TEXTO FUENTE:
——

En algún momento, según la leyenda, dejó la casa de Nelly y su marido y se instaló en una pensión, donde habría tenido como compañero de pieza a un tal Víctor Hugo Dinamarca. Es otro de los rumores que viene de la sombra y se diluye frente a la más posible versión de un encuentro profesional que se produjo varios años más tarde, a través de un contacto militar.

En esa época hubo algunas changas que no tienen la menor importancia. Como su paso por Ultra, donde vendía máquinas de sumar. Lo determinante, y hasta ahora prácticamente desconocido, fue su experiencia laboral dentro de la empresa norteamericana Bourroughs, en la que entró casi como cadete, ascendió rápido a vendedor y salió —juicio de por medio— convertido en un pequeño empresario que sabía jugar con dos barajas a la vez.

Garganta Dos no es flamboyante y provocador como Garganta Uno. Es un hombre amable y melancólico que vive aislado en un campito cercano a la Capital cultivando orquídeas de invernadero. Ha logrado una síntesis de aquel Yabrán y la suelta, con una risita desvaída, mientras sirve un té en una sala que no logra caldear con la chimenea.

—Para que un
Turco
venda en el Once tiene que ser muy hábil.

Y se ríe, pensando en los comerciantes judíos de ese barrio. Curiosamente, aunque es inteligente y posee una información privilegiada sobre el personaje, cree, como la mayoría de los argentinos, que "Alfredo está vivo".

Él develará una parte de la etapa de Bourroughs, que necesitará otros complementos.

Quico
se casó con Cristina el 25 de enero de 1968. Por una extraña casualidad o por una terrible causalidad (¿un siniestro regalo de bodas?) el fotógrafo José Luis Cabezas sería asesinado otro 25 de enero, veintinueve años más tarde. El hombre que en los noventa declararía ante la Comisión Anti Mafia del Congreso una fortuna de 400 millones de dólares, pero al que Cavallo, Anzorreguy y Duhalde le calculaban (en privado) diez veces más, tuvo que ir a vivir a casa de sus suegros porque no le alcanzaba el dinero para tener una vivienda propia. La casa del señor Pérez estaba en la zona de Florida, pegada a las vías del ferrocarril Belgrano; él les dejó "a los chicos" (Alfredo tenía veintitrés años y Cristina dieciocho) un pequeño departamento en la terraza. Allí, los fines de semana,
Quico
podía hacer lo que más le gustaba: ponerse un short y unas ojotas y preparar un asado para la familia y, a veces, algunos pocos amigos. Detestaba las fiestas o los banquetes multitudinarios. Ya entonces hacía un culto de la privacidad y se molestaba cuando sentía que lo estaban invadiendo. Su mundo de relación se limitaba a unos pocos vendedores de la Compañía. Llevaba una vida metódica y sosa. Durante la semana se iba muy temprano a vender y volvía muy tarde. Los viernes o los sábados la pareja se reunía con algún matrimonio amigo y ni siquiera iba al cine o a cenar afuera; comían un asado o unas empanadas en el departamento de la terraza y ocurría lo previsible: los hombres comentaban entre risotadas las peripecias de la venta de maquinarias para oficina mientras las mujeres reiteraban hasta el bostezo los tópicos domésticos reservados al gineceo.

——

CONSIGNA: Según el texto sobre Yabrán, ¿en qué fecha se casó Quico con Cristina? El material que aparece a continuación no hace falta.

DATOS PROPORCIONADOS:

——

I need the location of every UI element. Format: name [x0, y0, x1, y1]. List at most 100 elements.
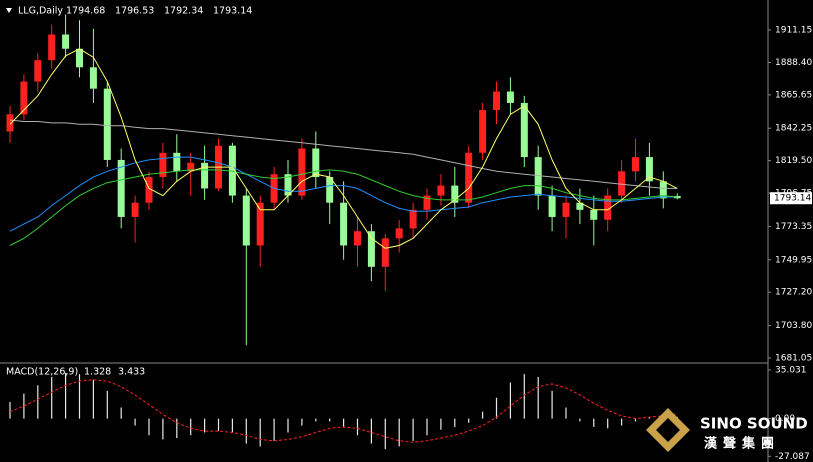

——

RESPUESTA: El 25 de enero de 1968.